### Instructions to follow
All of the lines below are to be transcribed faithfully, with pictures excluded from the copy.
↓
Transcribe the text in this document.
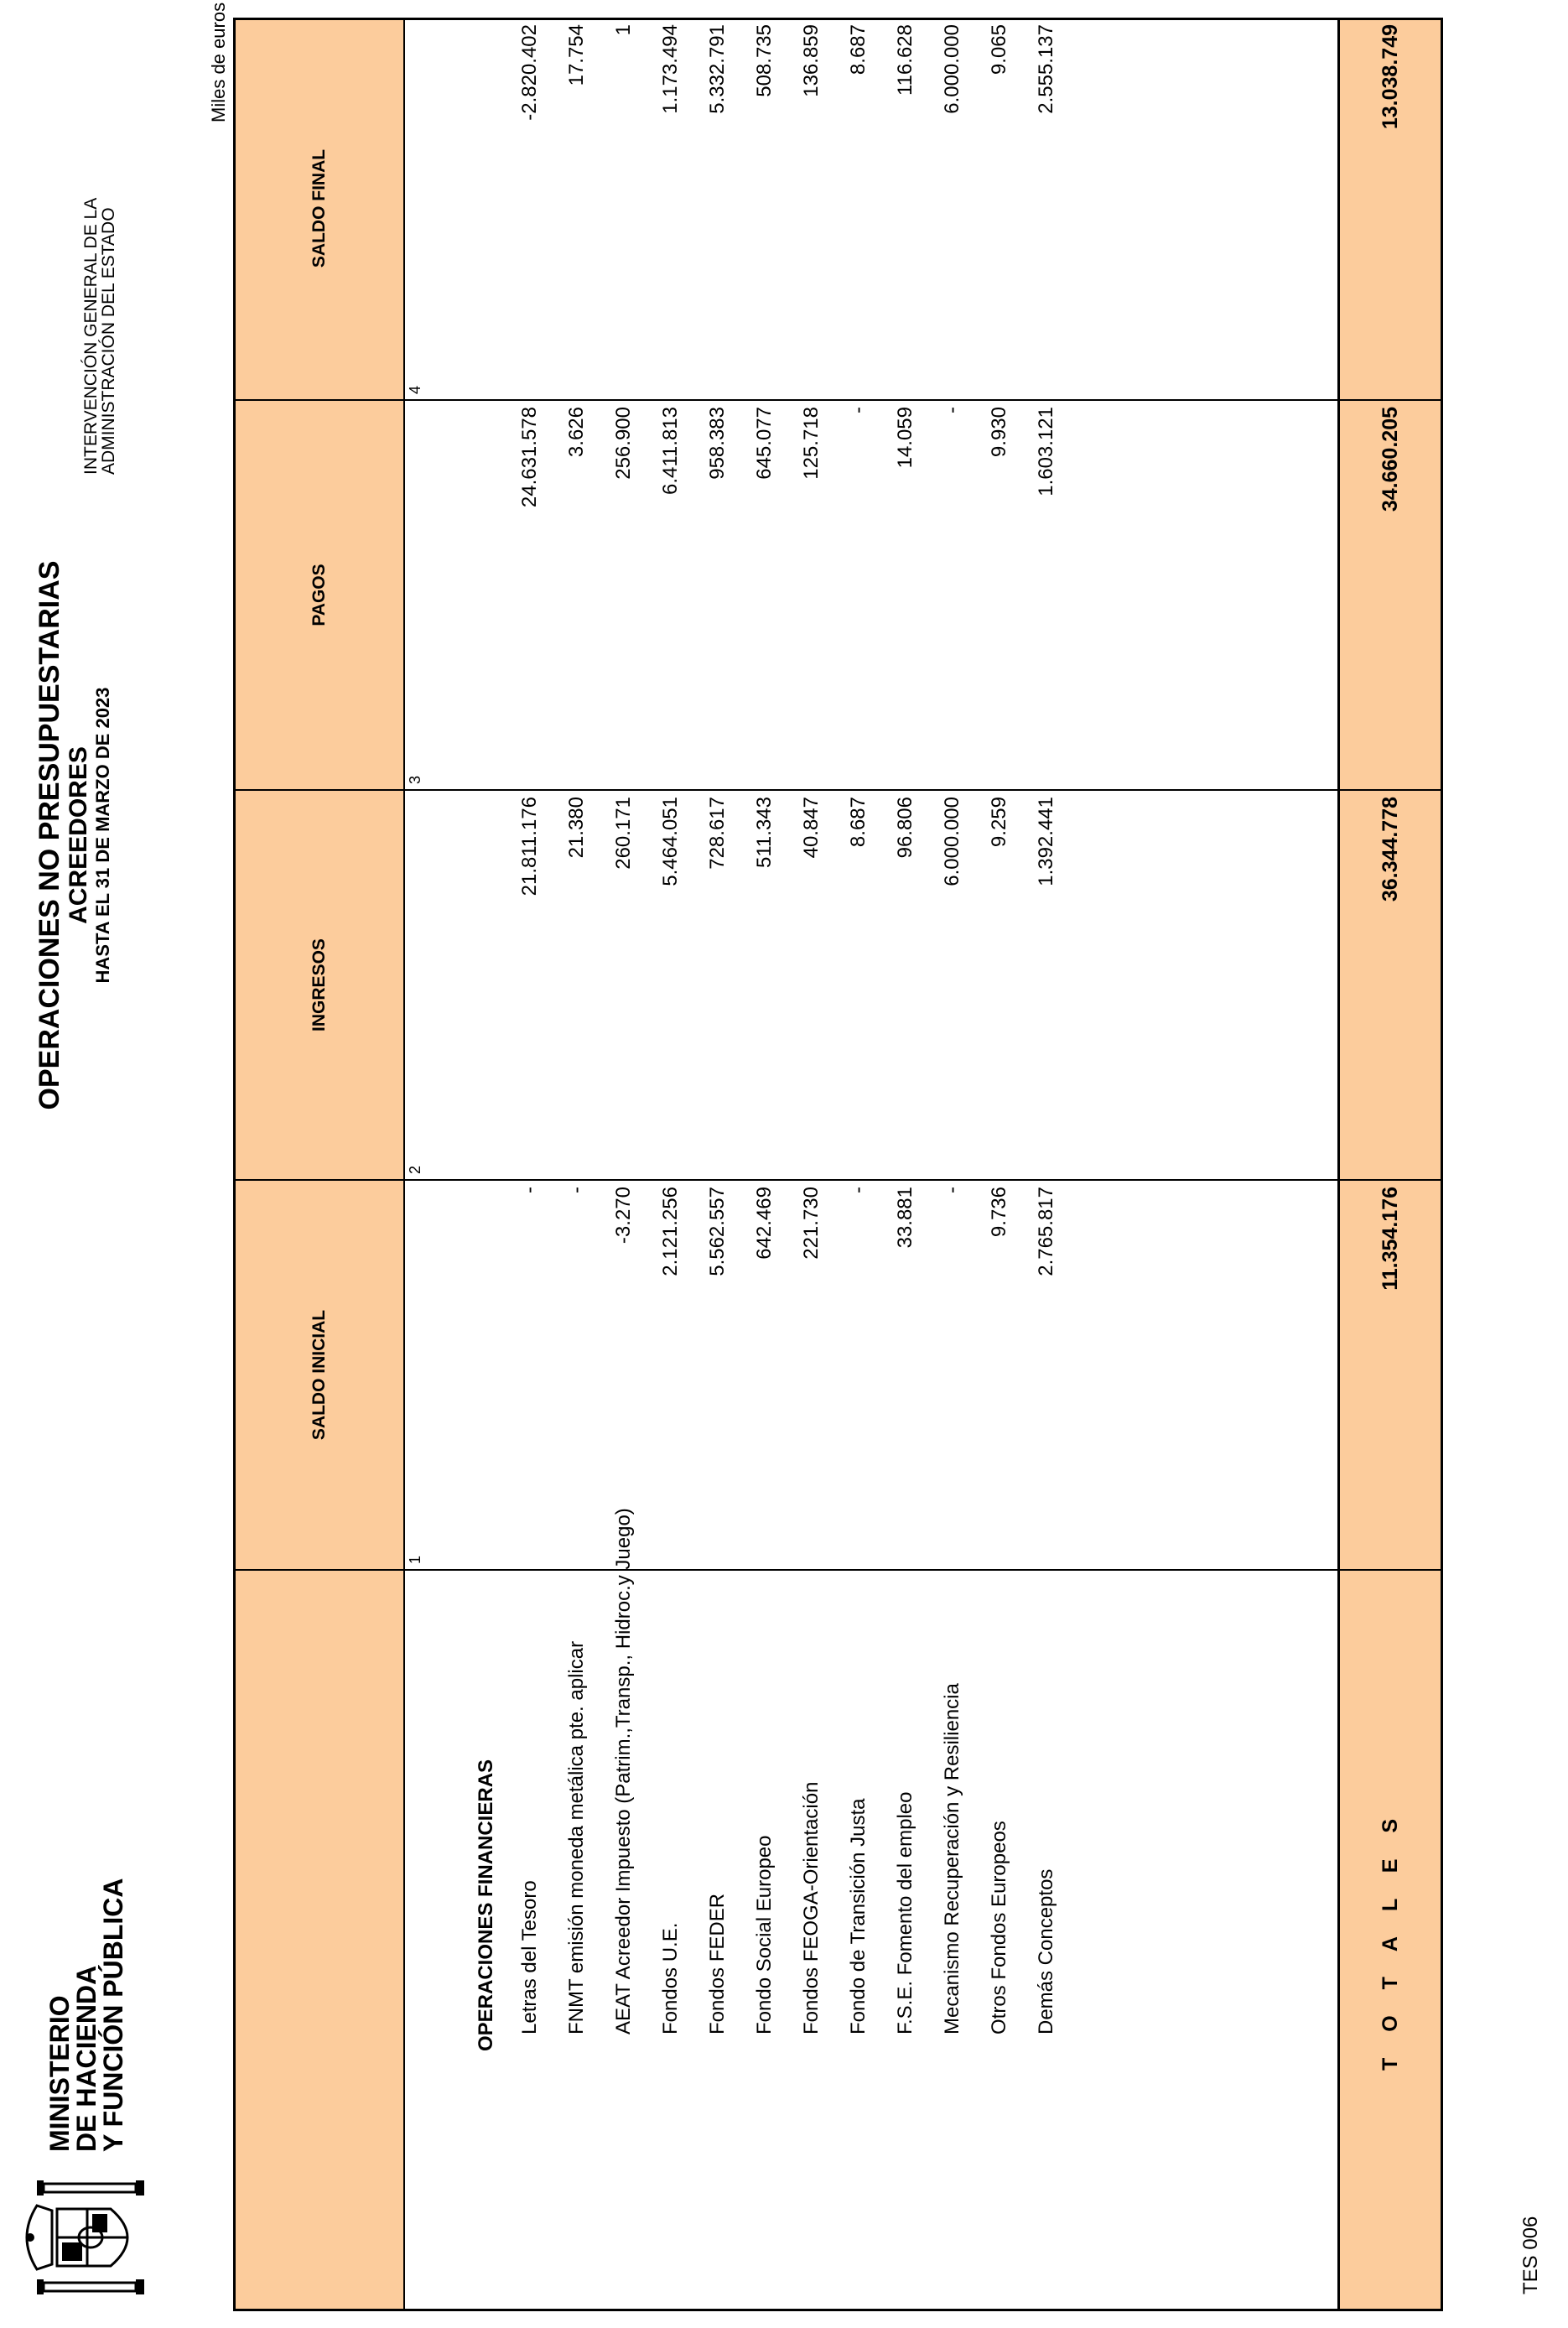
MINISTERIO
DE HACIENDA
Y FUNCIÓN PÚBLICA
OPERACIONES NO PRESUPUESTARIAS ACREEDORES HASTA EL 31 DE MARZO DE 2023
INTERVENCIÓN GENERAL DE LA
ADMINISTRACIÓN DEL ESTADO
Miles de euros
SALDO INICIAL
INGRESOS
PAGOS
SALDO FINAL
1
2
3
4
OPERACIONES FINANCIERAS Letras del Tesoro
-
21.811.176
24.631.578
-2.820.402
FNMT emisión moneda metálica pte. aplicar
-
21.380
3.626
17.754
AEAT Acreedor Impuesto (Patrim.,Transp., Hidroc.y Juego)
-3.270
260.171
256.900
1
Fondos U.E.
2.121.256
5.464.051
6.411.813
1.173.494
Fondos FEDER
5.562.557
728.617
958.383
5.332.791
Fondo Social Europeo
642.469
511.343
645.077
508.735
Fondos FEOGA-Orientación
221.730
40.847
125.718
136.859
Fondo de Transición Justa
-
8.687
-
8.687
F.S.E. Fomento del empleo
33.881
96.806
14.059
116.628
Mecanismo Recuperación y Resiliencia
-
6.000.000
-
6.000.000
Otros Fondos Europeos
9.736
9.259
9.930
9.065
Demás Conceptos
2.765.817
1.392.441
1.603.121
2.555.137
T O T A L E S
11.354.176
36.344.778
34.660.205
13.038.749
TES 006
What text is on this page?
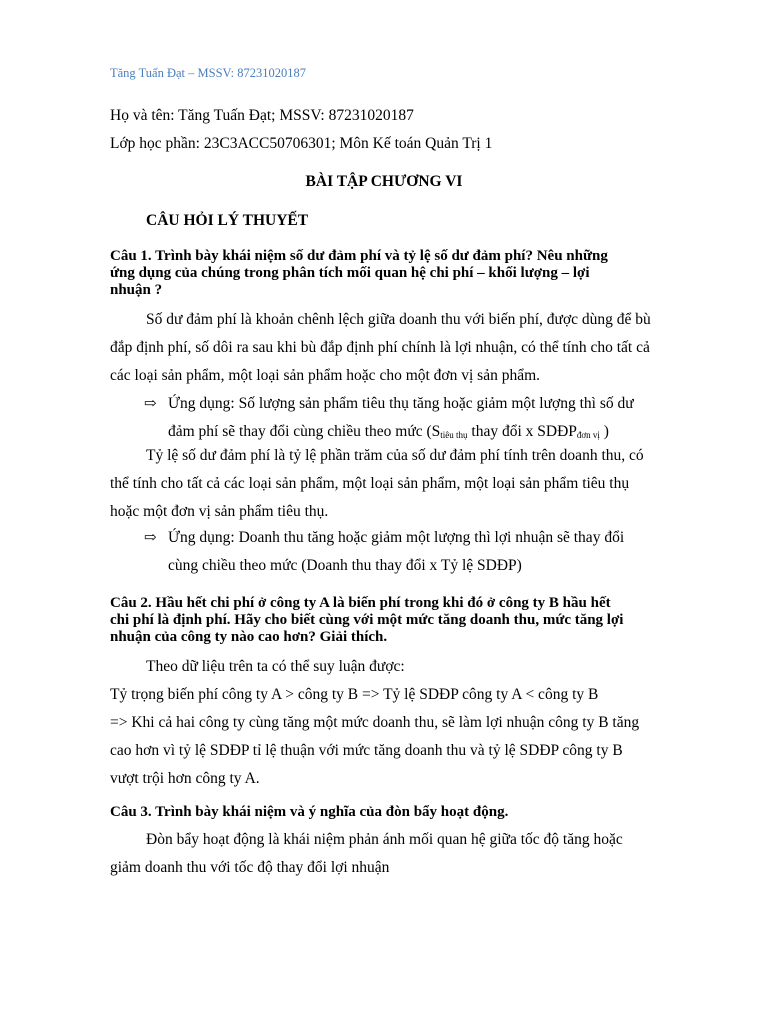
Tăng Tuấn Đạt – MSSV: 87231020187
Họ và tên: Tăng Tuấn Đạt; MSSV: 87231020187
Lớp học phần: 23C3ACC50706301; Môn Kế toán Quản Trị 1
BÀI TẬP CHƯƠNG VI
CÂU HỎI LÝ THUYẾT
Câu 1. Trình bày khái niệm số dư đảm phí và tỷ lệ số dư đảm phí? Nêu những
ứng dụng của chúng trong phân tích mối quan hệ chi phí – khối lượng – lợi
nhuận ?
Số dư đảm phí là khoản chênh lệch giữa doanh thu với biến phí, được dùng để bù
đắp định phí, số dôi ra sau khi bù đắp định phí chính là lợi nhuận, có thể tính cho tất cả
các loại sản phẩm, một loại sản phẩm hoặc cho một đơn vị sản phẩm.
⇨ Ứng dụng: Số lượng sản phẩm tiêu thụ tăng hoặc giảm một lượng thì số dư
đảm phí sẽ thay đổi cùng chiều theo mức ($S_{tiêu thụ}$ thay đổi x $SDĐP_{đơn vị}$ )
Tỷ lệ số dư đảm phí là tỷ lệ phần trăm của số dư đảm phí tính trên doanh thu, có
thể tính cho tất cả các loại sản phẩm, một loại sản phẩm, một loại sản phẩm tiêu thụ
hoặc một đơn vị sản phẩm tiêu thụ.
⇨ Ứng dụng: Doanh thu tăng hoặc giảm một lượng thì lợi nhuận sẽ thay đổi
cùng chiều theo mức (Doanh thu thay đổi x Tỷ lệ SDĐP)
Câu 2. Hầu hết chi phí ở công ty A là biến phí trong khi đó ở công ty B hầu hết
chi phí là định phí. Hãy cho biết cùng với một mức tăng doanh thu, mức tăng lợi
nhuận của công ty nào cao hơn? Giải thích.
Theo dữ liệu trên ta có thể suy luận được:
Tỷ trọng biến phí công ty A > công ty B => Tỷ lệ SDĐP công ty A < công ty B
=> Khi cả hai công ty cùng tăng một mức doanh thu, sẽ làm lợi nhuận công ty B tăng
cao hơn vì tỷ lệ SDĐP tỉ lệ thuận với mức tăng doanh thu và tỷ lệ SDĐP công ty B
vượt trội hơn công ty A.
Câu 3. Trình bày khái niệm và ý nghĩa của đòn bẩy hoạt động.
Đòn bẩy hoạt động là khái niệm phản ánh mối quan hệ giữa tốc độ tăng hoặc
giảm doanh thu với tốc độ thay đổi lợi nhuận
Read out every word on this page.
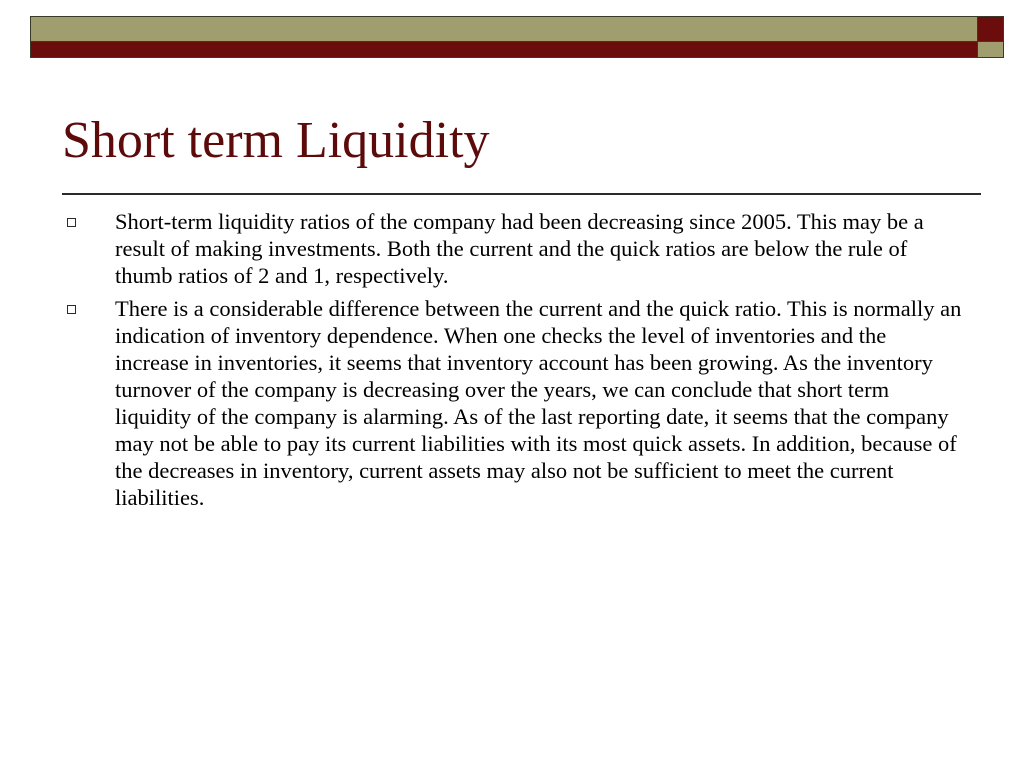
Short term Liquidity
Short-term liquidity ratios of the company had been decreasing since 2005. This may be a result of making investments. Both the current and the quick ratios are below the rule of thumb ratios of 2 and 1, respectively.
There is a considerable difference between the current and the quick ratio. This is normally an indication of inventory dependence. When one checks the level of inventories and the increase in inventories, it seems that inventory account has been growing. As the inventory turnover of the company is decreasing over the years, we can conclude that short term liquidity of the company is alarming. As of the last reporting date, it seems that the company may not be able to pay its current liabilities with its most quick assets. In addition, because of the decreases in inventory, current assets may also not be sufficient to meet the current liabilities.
↑
### Solved problem
Transcribe the text in this document.
MINISTERIO
DE HACIENDA
Y FUNCIÓN PÚBLICA
OPERACIONES NO PRESUPUESTARIAS ACREEDORES HASTA EL 31 DE MARZO DE 2023
INTERVENCIÓN GENERAL DE LA
ADMINISTRACIÓN DEL ESTADO
Miles de euros
SALDO INICIAL
INGRESOS
PAGOS
SALDO FINAL
1
2
3
4
OPERACIONES FINANCIERAS Letras del Tesoro
-
21.811.176
24.631.578
-2.820.402
FNMT emisión moneda metálica pte. aplicar
-
21.380
3.626
17.754
AEAT Acreedor Impuesto (Patrim.,Transp., Hidroc.y Juego)
-3.270
260.171
256.900
1
Fondos U.E.
2.121.256
5.464.051
6.411.813
1.173.494
Fondos FEDER
5.562.557
728.617
958.383
5.332.791
Fondo Social Europeo
642.469
511.343
645.077
508.735
Fondos FEOGA-Orientación
221.730
40.847
125.718
136.859
Fondo de Transición Justa
-
8.687
-
8.687
F.S.E. Fomento del empleo
33.881
96.806
14.059
116.628
Mecanismo Recuperación y Resiliencia
-
6.000.000
-
6.000.000
Otros Fondos Europeos
9.736
9.259
9.930
9.065
Demás Conceptos
2.765.817
1.392.441
1.603.121
2.555.137
T O T A L E S
11.354.176
36.344.778
34.660.205
13.038.749
TES 006
What text is on this page?
Tăng Tuấn Đạt – MSSV: 87231020187
Họ và tên: Tăng Tuấn Đạt; MSSV: 87231020187
Lớp học phần: 23C3ACC50706301; Môn Kế toán Quản Trị 1
BÀI TẬP CHƯƠNG VI
CÂU HỎI LÝ THUYẾT
Câu 1. Trình bày khái niệm số dư đảm phí và tỷ lệ số dư đảm phí? Nêu những
ứng dụng của chúng trong phân tích mối quan hệ chi phí – khối lượng – lợi
nhuận ?
Số dư đảm phí là khoản chênh lệch giữa doanh thu với biến phí, được dùng để bù
đắp định phí, số dôi ra sau khi bù đắp định phí chính là lợi nhuận, có thể tính cho tất cả
các loại sản phẩm, một loại sản phẩm hoặc cho một đơn vị sản phẩm.
⇨ Ứng dụng: Số lượng sản phẩm tiêu thụ tăng hoặc giảm một lượng thì số dư
đảm phí sẽ thay đổi cùng chiều theo mức ($S_{tiêu thụ}$ thay đổi x $SDĐP_{đơn vị}$ )
Tỷ lệ số dư đảm phí là tỷ lệ phần trăm của số dư đảm phí tính trên doanh thu, có
thể tính cho tất cả các loại sản phẩm, một loại sản phẩm, một loại sản phẩm tiêu thụ
hoặc một đơn vị sản phẩm tiêu thụ.
⇨ Ứng dụng: Doanh thu tăng hoặc giảm một lượng thì lợi nhuận sẽ thay đổi
cùng chiều theo mức (Doanh thu thay đổi x Tỷ lệ SDĐP)
Câu 2. Hầu hết chi phí ở công ty A là biến phí trong khi đó ở công ty B hầu hết
chi phí là định phí. Hãy cho biết cùng với một mức tăng doanh thu, mức tăng lợi
nhuận của công ty nào cao hơn? Giải thích.
Theo dữ liệu trên ta có thể suy luận được:
Tỷ trọng biến phí công ty A > công ty B => Tỷ lệ SDĐP công ty A < công ty B
=> Khi cả hai công ty cùng tăng một mức doanh thu, sẽ làm lợi nhuận công ty B tăng
cao hơn vì tỷ lệ SDĐP tỉ lệ thuận với mức tăng doanh thu và tỷ lệ SDĐP công ty B
vượt trội hơn công ty A.
Câu 3. Trình bày khái niệm và ý nghĩa của đòn bẩy hoạt động.
Đòn bẩy hoạt động là khái niệm phản ánh mối quan hệ giữa tốc độ tăng hoặc
giảm doanh thu với tốc độ thay đổi lợi nhuận
Read out every word on this page.
Short term Liquidity
Short-term liquidity ratios of the company had been decreasing since 2005. This may be a result of making investments. Both the current and the quick ratios are below the rule of thumb ratios of 2 and 1, respectively.
There is a considerable difference between the current and the quick ratio. This is normally an indication of inventory dependence. When one checks the level of inventories and the increase in inventories, it seems that inventory account has been growing. As the inventory turnover of the company is decreasing over the years, we can conclude that short term liquidity of the company is alarming. As of the last reporting date, it seems that the company may not be able to pay its current liabilities with its most quick assets. In addition, because of the decreases in inventory, current assets may also not be sufficient to meet the current liabilities.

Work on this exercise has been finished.